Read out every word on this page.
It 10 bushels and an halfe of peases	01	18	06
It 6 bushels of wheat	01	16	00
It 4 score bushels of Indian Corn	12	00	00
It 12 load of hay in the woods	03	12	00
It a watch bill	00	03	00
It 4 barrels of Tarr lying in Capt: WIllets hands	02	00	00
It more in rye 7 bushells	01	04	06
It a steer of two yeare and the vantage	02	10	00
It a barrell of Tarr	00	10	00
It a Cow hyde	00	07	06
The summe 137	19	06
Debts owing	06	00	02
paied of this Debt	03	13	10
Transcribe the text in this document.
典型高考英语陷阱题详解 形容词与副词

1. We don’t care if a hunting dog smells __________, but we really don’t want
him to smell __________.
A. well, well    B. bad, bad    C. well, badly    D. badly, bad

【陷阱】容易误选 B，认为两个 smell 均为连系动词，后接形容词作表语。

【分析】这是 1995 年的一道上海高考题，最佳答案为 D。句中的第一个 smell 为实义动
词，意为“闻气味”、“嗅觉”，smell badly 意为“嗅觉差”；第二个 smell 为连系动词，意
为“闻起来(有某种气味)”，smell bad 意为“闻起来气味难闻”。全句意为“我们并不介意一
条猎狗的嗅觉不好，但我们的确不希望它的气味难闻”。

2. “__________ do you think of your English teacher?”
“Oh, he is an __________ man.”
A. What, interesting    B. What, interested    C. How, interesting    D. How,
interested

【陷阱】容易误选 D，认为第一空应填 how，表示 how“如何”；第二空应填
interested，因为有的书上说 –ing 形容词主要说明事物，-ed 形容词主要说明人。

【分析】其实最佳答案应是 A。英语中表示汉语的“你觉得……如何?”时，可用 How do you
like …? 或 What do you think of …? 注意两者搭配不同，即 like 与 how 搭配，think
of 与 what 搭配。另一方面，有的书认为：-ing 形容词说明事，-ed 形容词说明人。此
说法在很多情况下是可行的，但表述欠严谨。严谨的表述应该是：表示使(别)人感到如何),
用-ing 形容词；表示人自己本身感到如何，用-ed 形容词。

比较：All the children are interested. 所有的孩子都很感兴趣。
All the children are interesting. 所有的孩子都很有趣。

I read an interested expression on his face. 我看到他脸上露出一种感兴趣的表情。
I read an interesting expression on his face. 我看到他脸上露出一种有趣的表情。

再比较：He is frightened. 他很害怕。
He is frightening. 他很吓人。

Given task
Write each line above out exactly.

Final answer
Read out every word on this page.
It 10 bushels and an halfe of peases	01	18	06
It 6 bushels of wheat	01	16	00
It 4 score bushels of Indian Corn	12	00	00
It 12 load of hay in the woods	03	12	00
It a watch bill	00	03	00
It 4 barrels of Tarr lying in Capt: WIllets hands	02	00	00
It more in rye 7 bushells	01	04	06
It a steer of two yeare and the vantage	02	10	00
It a barrell of Tarr	00	10	00
It a Cow hyde	00	07	06
The summe 137	19	06
Debts owing	06	00	02
paied of this Debt	03	13	10
Transcribe the text in this document.
典型高考英语陷阱题详解 形容词与副词

1. We don’t care if a hunting dog smells __________, but we really don’t want
him to smell __________.
A. well, well    B. bad, bad    C. well, badly    D. badly, bad

【陷阱】容易误选 B，认为两个 smell 均为连系动词，后接形容词作表语。

【分析】这是 1995 年的一道上海高考题，最佳答案为 D。句中的第一个 smell 为实义动
词，意为“闻气味”、“嗅觉”，smell badly 意为“嗅觉差”；第二个 smell 为连系动词，意
为“闻起来(有某种气味)”，smell bad 意为“闻起来气味难闻”。全句意为“我们并不介意一
条猎狗的嗅觉不好，但我们的确不希望它的气味难闻”。

2. “__________ do you think of your English teacher?”
“Oh, he is an __________ man.”
A. What, interesting    B. What, interested    C. How, interesting    D. How,
interested

【陷阱】容易误选 D，认为第一空应填 how，表示 how“如何”；第二空应填
interested，因为有的书上说 –ing 形容词主要说明事物，-ed 形容词主要说明人。

【分析】其实最佳答案应是 A。英语中表示汉语的“你觉得……如何?”时，可用 How do you
like …? 或 What do you think of …? 注意两者搭配不同，即 like 与 how 搭配，think
of 与 what 搭配。另一方面，有的书认为：-ing 形容词说明事，-ed 形容词说明人。此
说法在很多情况下是可行的，但表述欠严谨。严谨的表述应该是：表示使(别)人感到如何),
用-ing 形容词；表示人自己本身感到如何，用-ed 形容词。

比较：All the children are interested. 所有的孩子都很感兴趣。
All the children are interesting. 所有的孩子都很有趣。

I read an interested expression on his face. 我看到他脸上露出一种感兴趣的表情。
I read an interesting expression on his face. 我看到他脸上露出一种有趣的表情。

再比较：He is frightened. 他很害怕。
He is frightening. 他很吓人。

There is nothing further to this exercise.